> _Raw records_
※ ※ ※

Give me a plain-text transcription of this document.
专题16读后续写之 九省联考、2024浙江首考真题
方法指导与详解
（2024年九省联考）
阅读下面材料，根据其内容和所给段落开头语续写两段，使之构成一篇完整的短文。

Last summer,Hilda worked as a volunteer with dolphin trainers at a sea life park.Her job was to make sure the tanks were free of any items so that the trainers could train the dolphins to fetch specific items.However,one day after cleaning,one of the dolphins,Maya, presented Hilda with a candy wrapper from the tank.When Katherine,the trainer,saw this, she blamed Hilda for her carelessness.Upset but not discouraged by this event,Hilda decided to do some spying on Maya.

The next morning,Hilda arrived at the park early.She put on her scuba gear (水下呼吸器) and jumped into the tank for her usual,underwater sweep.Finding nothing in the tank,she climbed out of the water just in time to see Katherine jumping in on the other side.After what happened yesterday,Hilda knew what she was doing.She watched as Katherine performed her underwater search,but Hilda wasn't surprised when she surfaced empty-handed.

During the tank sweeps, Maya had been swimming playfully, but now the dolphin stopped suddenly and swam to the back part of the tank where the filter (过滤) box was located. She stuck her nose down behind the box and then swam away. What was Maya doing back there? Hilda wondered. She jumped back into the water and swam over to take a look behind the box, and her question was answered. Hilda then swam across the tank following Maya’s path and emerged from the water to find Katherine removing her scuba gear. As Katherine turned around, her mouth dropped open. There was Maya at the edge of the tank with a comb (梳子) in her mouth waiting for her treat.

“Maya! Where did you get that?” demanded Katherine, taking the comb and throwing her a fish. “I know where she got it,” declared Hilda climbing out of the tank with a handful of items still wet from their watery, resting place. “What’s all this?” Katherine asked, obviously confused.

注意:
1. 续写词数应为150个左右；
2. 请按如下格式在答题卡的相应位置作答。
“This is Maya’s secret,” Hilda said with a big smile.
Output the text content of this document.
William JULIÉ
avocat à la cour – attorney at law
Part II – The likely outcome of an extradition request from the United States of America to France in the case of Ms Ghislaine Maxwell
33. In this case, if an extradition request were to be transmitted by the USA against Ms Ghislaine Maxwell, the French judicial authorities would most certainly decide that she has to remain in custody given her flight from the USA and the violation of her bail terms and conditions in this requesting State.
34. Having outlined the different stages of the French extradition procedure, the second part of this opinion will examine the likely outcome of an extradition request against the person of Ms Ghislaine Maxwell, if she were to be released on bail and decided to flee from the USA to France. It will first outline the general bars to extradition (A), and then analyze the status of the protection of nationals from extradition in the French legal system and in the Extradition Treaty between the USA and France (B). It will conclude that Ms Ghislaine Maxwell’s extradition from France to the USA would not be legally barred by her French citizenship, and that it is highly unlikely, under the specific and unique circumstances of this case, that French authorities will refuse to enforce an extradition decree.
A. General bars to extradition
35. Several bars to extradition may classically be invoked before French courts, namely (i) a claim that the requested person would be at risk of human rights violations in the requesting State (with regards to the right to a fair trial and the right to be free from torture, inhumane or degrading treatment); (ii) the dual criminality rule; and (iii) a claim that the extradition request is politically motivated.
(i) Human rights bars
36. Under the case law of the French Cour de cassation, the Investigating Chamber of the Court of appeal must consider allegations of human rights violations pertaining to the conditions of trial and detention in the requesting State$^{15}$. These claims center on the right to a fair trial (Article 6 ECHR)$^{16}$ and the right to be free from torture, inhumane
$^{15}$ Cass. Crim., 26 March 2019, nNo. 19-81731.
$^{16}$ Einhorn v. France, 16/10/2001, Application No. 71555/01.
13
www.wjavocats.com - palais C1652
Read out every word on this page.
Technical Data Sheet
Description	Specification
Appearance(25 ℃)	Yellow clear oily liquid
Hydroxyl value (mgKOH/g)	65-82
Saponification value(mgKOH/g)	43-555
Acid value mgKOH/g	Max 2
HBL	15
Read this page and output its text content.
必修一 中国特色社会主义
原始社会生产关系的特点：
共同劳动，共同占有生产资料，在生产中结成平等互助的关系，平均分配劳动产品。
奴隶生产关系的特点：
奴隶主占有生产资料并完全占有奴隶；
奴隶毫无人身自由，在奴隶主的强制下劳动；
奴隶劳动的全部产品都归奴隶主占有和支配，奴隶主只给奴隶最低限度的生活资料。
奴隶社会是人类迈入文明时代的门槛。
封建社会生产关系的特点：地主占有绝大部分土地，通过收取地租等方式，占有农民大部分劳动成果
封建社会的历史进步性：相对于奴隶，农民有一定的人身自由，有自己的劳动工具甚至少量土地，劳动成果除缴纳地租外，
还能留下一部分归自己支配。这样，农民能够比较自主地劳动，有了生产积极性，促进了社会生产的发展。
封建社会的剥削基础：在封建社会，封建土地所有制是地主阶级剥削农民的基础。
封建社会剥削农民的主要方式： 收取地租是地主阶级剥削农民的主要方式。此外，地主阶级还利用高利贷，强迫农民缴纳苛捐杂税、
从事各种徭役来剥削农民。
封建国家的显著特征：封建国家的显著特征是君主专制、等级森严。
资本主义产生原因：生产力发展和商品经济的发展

※ ※ ※

> _Directive_
Leave out every line without the string "conditions" and copy the rest.

> _Exercise solution_
33. In this case, if an extradition request were to be transmitted by the USA against Ms Ghislaine Maxwell, the French judicial authorities would most certainly decide that she has to remain in custody given her flight from the USA and the violation of her bail terms and conditions in this requesting State.
36. Under the case law of the French Cour de cassation, the Investigating Chamber of the Court of appeal must consider allegations of human rights violations pertaining to the conditions of trial and detention in the requesting State$^{15}$. These claims center on the right to a fair trial (Article 6 ECHR)$^{16}$ and the right to be free from torture, inhumane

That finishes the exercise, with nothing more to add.